■ Dataset records
-=-=-=-=-

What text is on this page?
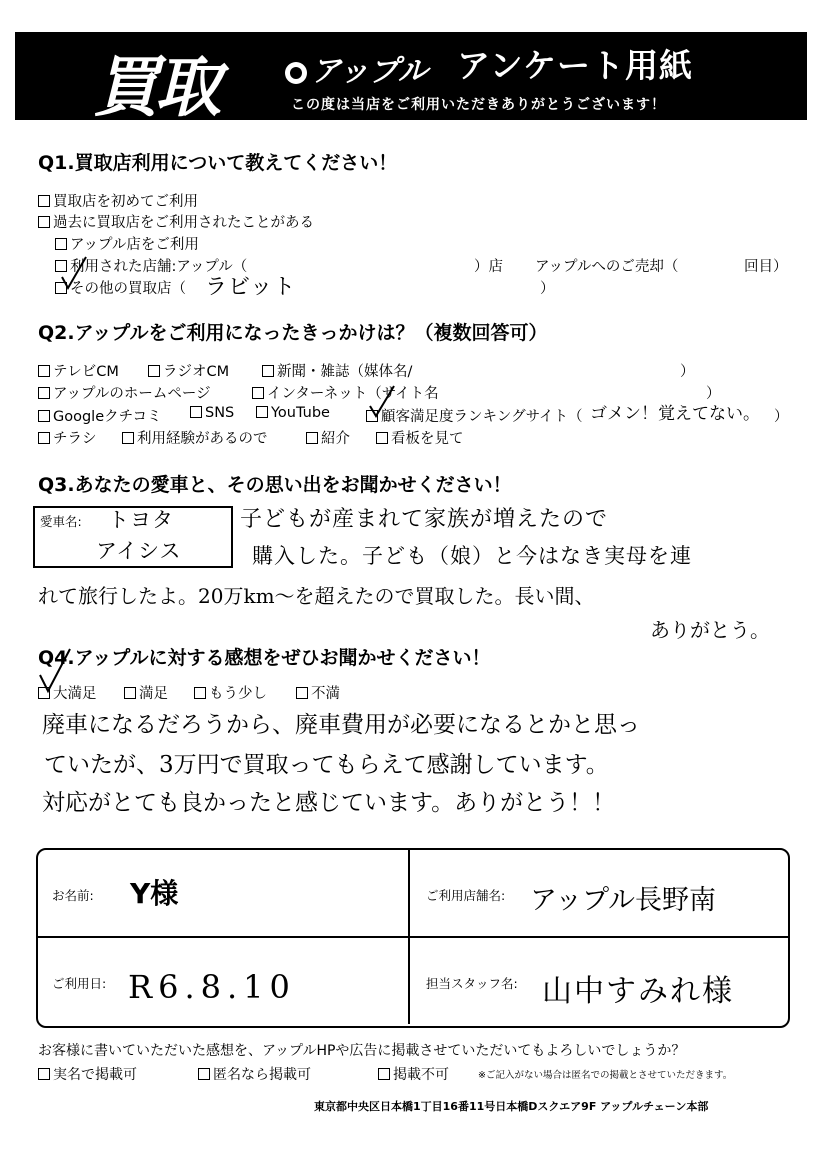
買取	アップル アンケート用紙
この度は当店をご利用いただきありがとうございます！
Q1.買取店利用について教えてください！
買取店を初めてご利用
過去に買取店をご利用されたことがある
アップル店をご利用
利用された店舗:アップル（	）店 アップルへのご売却（	回目）
その他の買取店（ ラビット	）
Q2.アップルをご利用になったきっかけは？（複数回答可）
テレビCM	ラジオCM	新聞・雑誌（媒体名/	）
アップルのホームページ	インターネット（サイト名	）
Googleクチコミ	SNS	YouTube	顧客満足度ランキングサイト（ ゴメン！覚えてない。 ）
チラシ	利用経験があるので	紹介	看板を見て
Q3.あなたの愛車と、その思い出をお聞かせください！
愛車名: トヨタ
アイシス
子どもが産まれて家族が増えたので
購入した。子ども（娘）と今はなき実母を連
れて旅行したよ。20万km～を超えたので買取した。長い間、
ありがとう。
Q4.アップルに対する感想をぜひお聞かせください！
大満足	満足	もう少し	不満
廃車になるだろうから、廃車費用が必要になるとかと思っ
ていたが、3万円で買取ってもらえて感謝しています。
対応がとても良かったと感じています。ありがとう！！
お名前: Y様	ご利用店舗名: アップル長野南
ご利用日: R6.8.10	担当スタッフ名: 山中すみれ様
お客様に書いていただいた感想を、アップルHPや広告に掲載させていただいてもよろしいでしょうか？
実名で掲載可	匿名なら掲載可	掲載不可	※ご記入がない場合は匿名での掲載とさせていただきます。
東京都中央区日本橋1丁目16番11号日本橋Dスクエア9F アップルチェーン本部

-=-=-=-=-

■ WHAT TO DO
Omit the pictures, then quote the rest of the material above exactly.

■ EXERCISE SOLUTION
What text is on this page?
買取	アップル アンケート用紙
この度は当店をご利用いただきありがとうございます！
Q1.買取店利用について教えてください！
買取店を初めてご利用
過去に買取店をご利用されたことがある
アップル店をご利用
利用された店舗:アップル（	）店 アップルへのご売却（	回目）
その他の買取店（ ラビット	）
Q2.アップルをご利用になったきっかけは？（複数回答可）
テレビCM	ラジオCM	新聞・雑誌（媒体名/	）
アップルのホームページ	インターネット（サイト名	）
Googleクチコミ	SNS	YouTube	顧客満足度ランキングサイト（ ゴメン！覚えてない。 ）
チラシ	利用経験があるので	紹介	看板を見て
Q3.あなたの愛車と、その思い出をお聞かせください！
愛車名: トヨタ
アイシス
子どもが産まれて家族が増えたので
購入した。子ども（娘）と今はなき実母を連
れて旅行したよ。20万km～を超えたので買取した。長い間、
ありがとう。
Q4.アップルに対する感想をぜひお聞かせください！
大満足	満足	もう少し	不満
廃車になるだろうから、廃車費用が必要になるとかと思っ
ていたが、3万円で買取ってもらえて感謝しています。
対応がとても良かったと感じています。ありがとう！！
お名前: Y様	ご利用店舗名: アップル長野南
ご利用日: R6.8.10	担当スタッフ名: 山中すみれ様
お客様に書いていただいた感想を、アップルHPや広告に掲載させていただいてもよろしいでしょうか？
実名で掲載可	匿名なら掲載可	掲載不可	※ご記入がない場合は匿名での掲載とさせていただきます。
東京都中央区日本橋1丁目16番11号日本橋Dスクエア9F アップルチェーン本部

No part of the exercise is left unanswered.